## Begin Record list

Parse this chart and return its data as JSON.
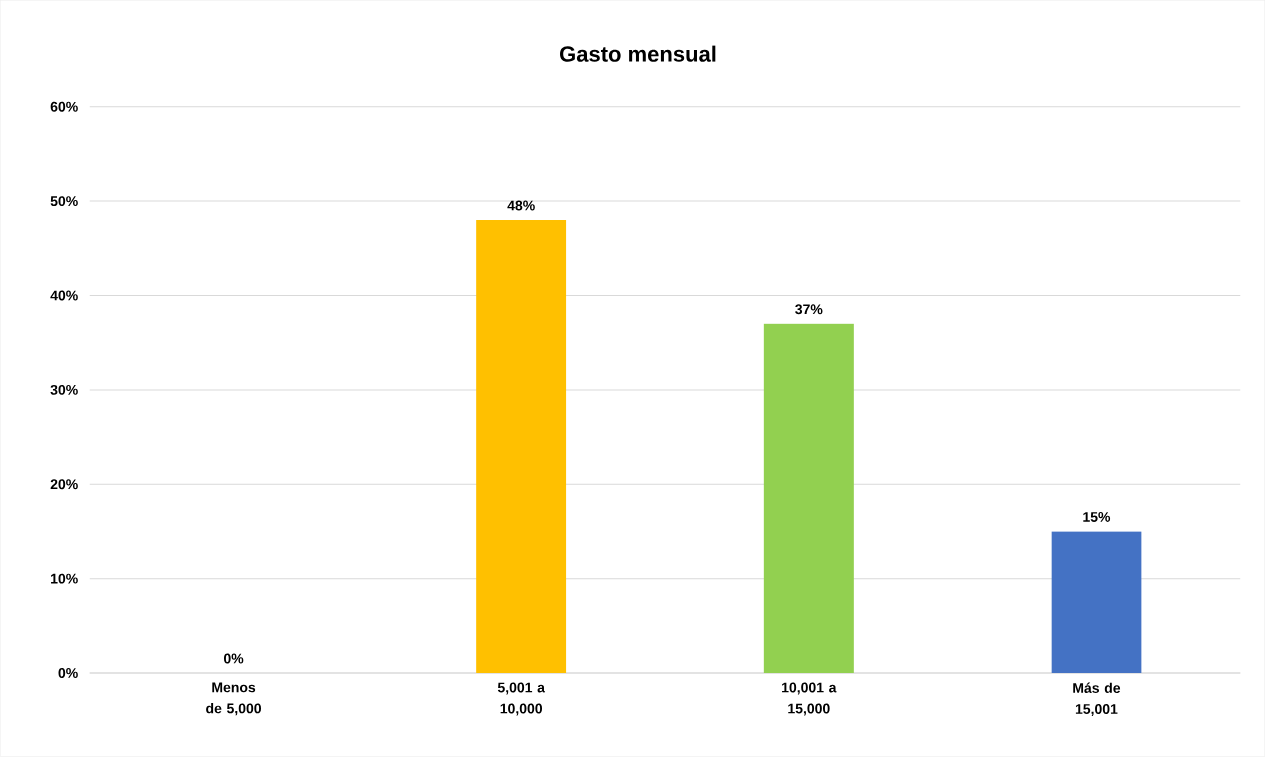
{
  "chart_data": {
    "type": "bar",
    "title": "Gasto mensual",
    "categories": [
      "Menos de 5,000",
      "5,001 a 10,000",
      "10,001 a 15,000",
      "Más de 15,001"
    ],
    "values": [
      0,
      48,
      37,
      15
    ],
    "colors": [
      "#ed7d31",
      "#ffc000",
      "#92d050",
      "#4472c4"
    ],
    "value_labels": [
      "0%",
      "48%",
      "37%",
      "15%"
    ],
    "ylim": [
      0,
      60
    ],
    "yticks": [
      {
        "value": 0,
        "label": "0%"
      },
      {
        "value": 10,
        "label": "10%"
      },
      {
        "value": 20,
        "label": "20%"
      },
      {
        "value": 30,
        "label": "30%"
      },
      {
        "value": 40,
        "label": "40%"
      },
      {
        "value": 50,
        "label": "50%"
      },
      {
        "value": 60,
        "label": "60%"
      }
    ],
    "grid": "y"
  }
}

## End Record list

* Task to complete
Output the lines above in full and exactly as given, omitting any pictures.

* Written answer
Parse this chart and return its data as JSON.
{
  "chart_data": {
    "type": "bar",
    "title": "Gasto mensual",
    "categories": [
      "Menos de 5,000",
      "5,001 a 10,000",
      "10,001 a 15,000",
      "Más de 15,001"
    ],
    "values": [
      0,
      48,
      37,
      15
    ],
    "colors": [
      "#ed7d31",
      "#ffc000",
      "#92d050",
      "#4472c4"
    ],
    "value_labels": [
      "0%",
      "48%",
      "37%",
      "15%"
    ],
    "ylim": [
      0,
      60
    ],
    "yticks": [
      {
        "value": 0,
        "label": "0%"
      },
      {
        "value": 10,
        "label": "10%"
      },
      {
        "value": 20,
        "label": "20%"
      },
      {
        "value": 30,
        "label": "30%"
      },
      {
        "value": 40,
        "label": "40%"
      },
      {
        "value": 50,
        "label": "50%"
      },
      {
        "value": 60,
        "label": "60%"
      }
    ],
    "grid": "y"
  }
}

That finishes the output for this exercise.